The records:
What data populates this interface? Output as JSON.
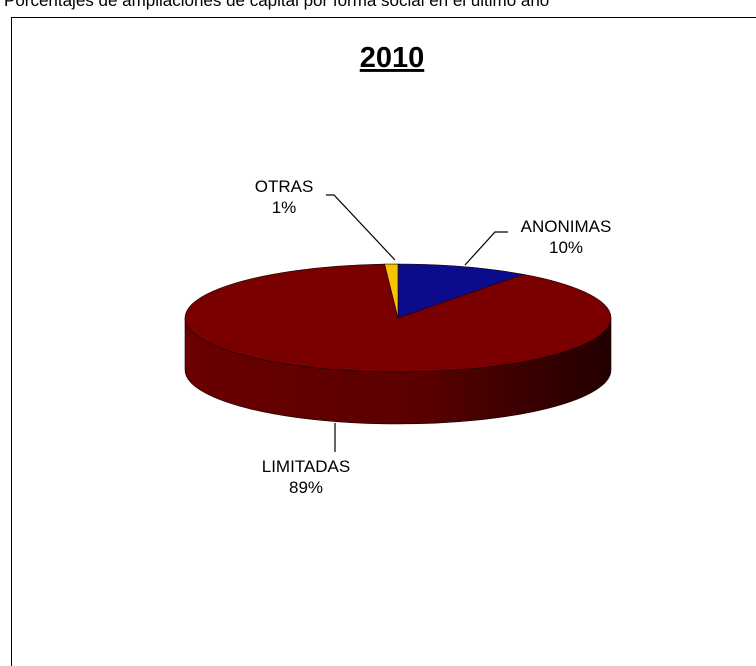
{
  "page": {
    "caption": "Porcentajes de ampliaciones de capital por forma social en el último año"
  },
  "chart_data": {
    "type": "pie",
    "title": "2010",
    "slices": [
      {
        "name": "ANONIMAS",
        "value": 10,
        "percent_label": "10%",
        "color": "#0b0b8c"
      },
      {
        "name": "LIMITADAS",
        "value": 89,
        "percent_label": "89%",
        "color": "#7a0000"
      },
      {
        "name": "OTRAS",
        "value": 1,
        "percent_label": "1%",
        "color": "#f5c400"
      }
    ],
    "style": "3d-exploded",
    "legend": "none",
    "labels": "outside-with-leader-lines"
  }
}
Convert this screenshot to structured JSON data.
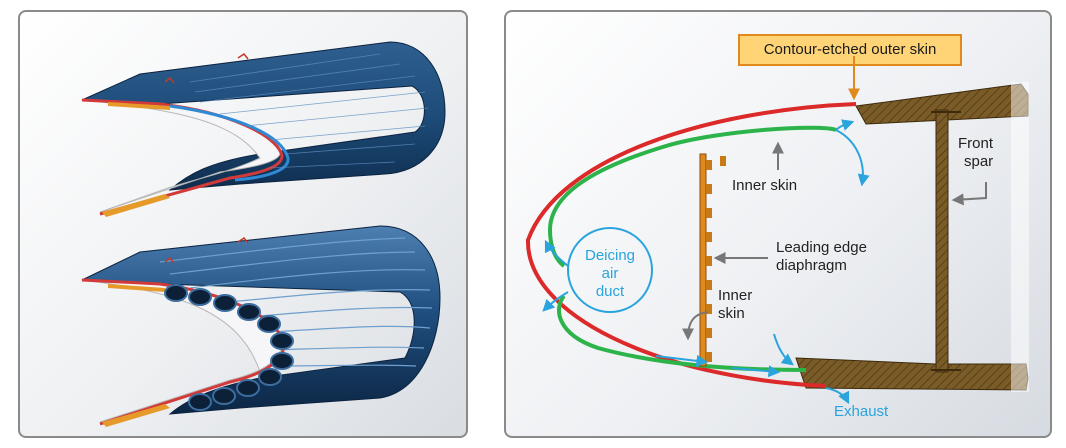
{
  "left_panel": {
    "illustrations": [
      "ribbed-outer-skin-icon",
      "tube-channel-skin-icon"
    ]
  },
  "right_panel": {
    "callout": "Contour-etched outer skin",
    "labels": {
      "inner_skin_top": "Inner skin",
      "front_spar_line1": "Front",
      "front_spar_line2": "spar",
      "leading_edge_line1": "Leading edge",
      "leading_edge_line2": "diaphragm",
      "inner_skin_bottom_line1": "Inner",
      "inner_skin_bottom_line2": "skin",
      "duct_line1": "Deicing",
      "duct_line2": "air",
      "duct_line3": "duct",
      "exhaust": "Exhaust"
    },
    "colors": {
      "outer_skin": "#dc2a2a",
      "inner_skin": "#2cb34a",
      "airflow": "#29a4dc",
      "spar": "#6e5224",
      "callout_fill": "#ffd477",
      "callout_border": "#e08a1e"
    }
  }
}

Short problem: Repeat the data above exactly, but not the pictures.

Task solution:
What data populates this interface? Output as JSON.
{
  "page": {
    "caption": "Porcentajes de ampliaciones de capital por forma social en el último año"
  },
  "chart_data": {
    "type": "pie",
    "title": "2010",
    "slices": [
      {
        "name": "ANONIMAS",
        "value": 10,
        "percent_label": "10%",
        "color": "#0b0b8c"
      },
      {
        "name": "LIMITADAS",
        "value": 89,
        "percent_label": "89%",
        "color": "#7a0000"
      },
      {
        "name": "OTRAS",
        "value": 1,
        "percent_label": "1%",
        "color": "#f5c400"
      }
    ],
    "style": "3d-exploded",
    "legend": "none",
    "labels": "outside-with-leader-lines"
  }
}
Convert this screenshot to structured JSON data.
{
  "left_panel": {
    "illustrations": [
      "ribbed-outer-skin-icon",
      "tube-channel-skin-icon"
    ]
  },
  "right_panel": {
    "callout": "Contour-etched outer skin",
    "labels": {
      "inner_skin_top": "Inner skin",
      "front_spar_line1": "Front",
      "front_spar_line2": "spar",
      "leading_edge_line1": "Leading edge",
      "leading_edge_line2": "diaphragm",
      "inner_skin_bottom_line1": "Inner",
      "inner_skin_bottom_line2": "skin",
      "duct_line1": "Deicing",
      "duct_line2": "air",
      "duct_line3": "duct",
      "exhaust": "Exhaust"
    },
    "colors": {
      "outer_skin": "#dc2a2a",
      "inner_skin": "#2cb34a",
      "airflow": "#29a4dc",
      "spar": "#6e5224",
      "callout_fill": "#ffd477",
      "callout_border": "#e08a1e"
    }
  }
}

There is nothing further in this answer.